> WRITTEN REQUEST A
Reproduce the entries word for word, beginning with their first line and ending with the line that contains "slide-2-shop-now-button[interactable]: Shop Now", including both of those lines.

> PAGE
1. Dec 7, 2004

### aisha

(3squareroot27)^3x-1=9^x+3
I dont get these questions because I dont know how to get rid or the square root. First I thought Id multiply both sides by the root 3 and then the square root would disappear and i'd be left with (27)^3x-1=(9^x+3)^3 then I found a common base which could be 9? or does it have to be 3? Well I used 9 and when I simplified the exponents I got x=2 but the answer is x=7 can someone help me out plz?

2. Dec 7, 2004

### dextercioby

I can't make head or tail of your equation.You have two choises of making me help u:either u post it using Latex or write it in words if u don't know how to place some paranthesis.
Anyhow,if the equation is:
$$(3\sqrt{27})^{3x-1} =9^{x+3}$$,then the solution is not 7,but 17/11.

3. Dec 7, 2004

### Banana

If your equation is as dexter thinks, then the first thing I would do is take the cube root of 27 and just change that part to a 3. Then, anytime you have a variable in an exponent, you just take the log or ln of each side. It turns it into an easy equation. For instance to solve 3^x = 12, you just make it into x * log 3 = log 12. So to get x, just use your calculator to divide log 12/log 3. You should be able to do your problem this way.

4. Dec 7, 2004

5. Dec 7, 2004

### dextercioby

I wasn't wrong.To that specific equation i wrote that the solution is 17/11.
The equation:
$$(\sqrt[3] {27})^{3x-1} = 9^{x+3}$$
has the obvious solution "x=7".Compare the 2 equations and see the're not identical.
I believe it is this second eq (the one with the solution 7,not the first,with the solution 17/11) that he/she initially wanted to write,but he/she didn't didn't succeed in placing to gd paranthesis and saying that in the first paranthesis (i wonder where did those 2 paranthesis came from...) it was $\sqrt[3] {27}$ and not the $3\sqrt{27}$,as i correctely interpreted.

(Annotated element listings)
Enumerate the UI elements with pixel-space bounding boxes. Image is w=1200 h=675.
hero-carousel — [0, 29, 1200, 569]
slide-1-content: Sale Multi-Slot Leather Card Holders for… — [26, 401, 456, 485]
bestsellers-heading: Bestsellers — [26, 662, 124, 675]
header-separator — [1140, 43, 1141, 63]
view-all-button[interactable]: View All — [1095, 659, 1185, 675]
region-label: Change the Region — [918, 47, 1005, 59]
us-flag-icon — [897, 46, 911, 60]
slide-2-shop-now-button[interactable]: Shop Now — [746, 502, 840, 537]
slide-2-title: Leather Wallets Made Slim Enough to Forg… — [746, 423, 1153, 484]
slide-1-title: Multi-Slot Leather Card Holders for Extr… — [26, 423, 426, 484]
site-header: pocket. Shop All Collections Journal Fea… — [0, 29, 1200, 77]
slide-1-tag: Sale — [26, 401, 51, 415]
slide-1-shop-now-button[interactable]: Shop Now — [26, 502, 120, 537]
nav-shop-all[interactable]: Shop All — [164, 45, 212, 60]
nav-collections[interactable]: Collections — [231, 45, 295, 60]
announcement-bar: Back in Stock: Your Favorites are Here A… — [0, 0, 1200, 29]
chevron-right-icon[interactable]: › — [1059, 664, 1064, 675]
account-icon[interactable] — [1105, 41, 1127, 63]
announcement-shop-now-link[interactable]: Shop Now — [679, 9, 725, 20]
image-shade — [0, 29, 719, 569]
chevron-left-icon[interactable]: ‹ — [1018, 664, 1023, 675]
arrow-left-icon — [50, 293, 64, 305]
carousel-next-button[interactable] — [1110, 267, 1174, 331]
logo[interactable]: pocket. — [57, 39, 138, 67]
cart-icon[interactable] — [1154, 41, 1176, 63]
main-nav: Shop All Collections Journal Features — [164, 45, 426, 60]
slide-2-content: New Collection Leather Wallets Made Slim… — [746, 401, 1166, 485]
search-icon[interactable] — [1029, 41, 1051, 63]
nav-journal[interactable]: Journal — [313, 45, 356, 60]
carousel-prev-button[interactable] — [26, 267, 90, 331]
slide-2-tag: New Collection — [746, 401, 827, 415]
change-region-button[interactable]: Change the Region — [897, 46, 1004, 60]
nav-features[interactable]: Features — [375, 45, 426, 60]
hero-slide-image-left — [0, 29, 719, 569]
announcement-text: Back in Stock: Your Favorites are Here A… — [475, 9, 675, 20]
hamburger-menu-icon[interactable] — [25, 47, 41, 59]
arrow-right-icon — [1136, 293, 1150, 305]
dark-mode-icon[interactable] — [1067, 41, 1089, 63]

> WRITTEN REQUEST B
Write the next part of the forum thread about solving the exponential equation, picking up right after its final sentence.

> EXERCISE RESULT A
Enumerate the UI elements with pixel-space bounding boxes. Image is w=1200 h=675.
hero-carousel — [0, 29, 1200, 569]
slide-1-content: Sale Multi-Slot Leather Card Holders for… — [26, 401, 456, 485]
bestsellers-heading: Bestsellers — [26, 662, 124, 675]
header-separator — [1140, 43, 1141, 63]
view-all-button[interactable]: View All — [1095, 659, 1185, 675]
region-label: Change the Region — [918, 47, 1005, 59]
us-flag-icon — [897, 46, 911, 60]
slide-2-shop-now-button[interactable]: Shop Now — [746, 502, 840, 537]

> EXERCISE RESULT B
Ps.I'm neither blind,nor stupid. :grumpy:

6. Dec 7, 2004

### aisha

OH MY, SORRY EVERYONE, I dont know how to use the equation editor and yes the answer is 7 from my text book but the question was cube root of 27
not 3squareroot27 , but none of u helped me to solve these types of problems? I wanted to know how to get rid of the square root and then solve? This year we are not learning log.

7. Dec 7, 2004

### dextercioby

1.Click one on the formulas written in TEX.it will open u a small window in which u'll see the code (the letters,numbers&signs) used to type that formula plus a link to antothe page where u'll have the .pdf latex guide file.Better dld it if u're using your pc to access PF.If after browsing the 4 pages,u don't understand how to edit formulas,then go to another thread on this forum where in about 100 posts u'll be explained how and what to do.I believe it's in the "general physics" forum and it has a title "introducing latex typesetting" or something like that.You'll see it,it's a "sticky".
2.The third order root of 27 is 3,since exponentiaiting and extracting roots are inverse (to each other) operations and 3 to the power of 3 is exactly 27.

Daniel.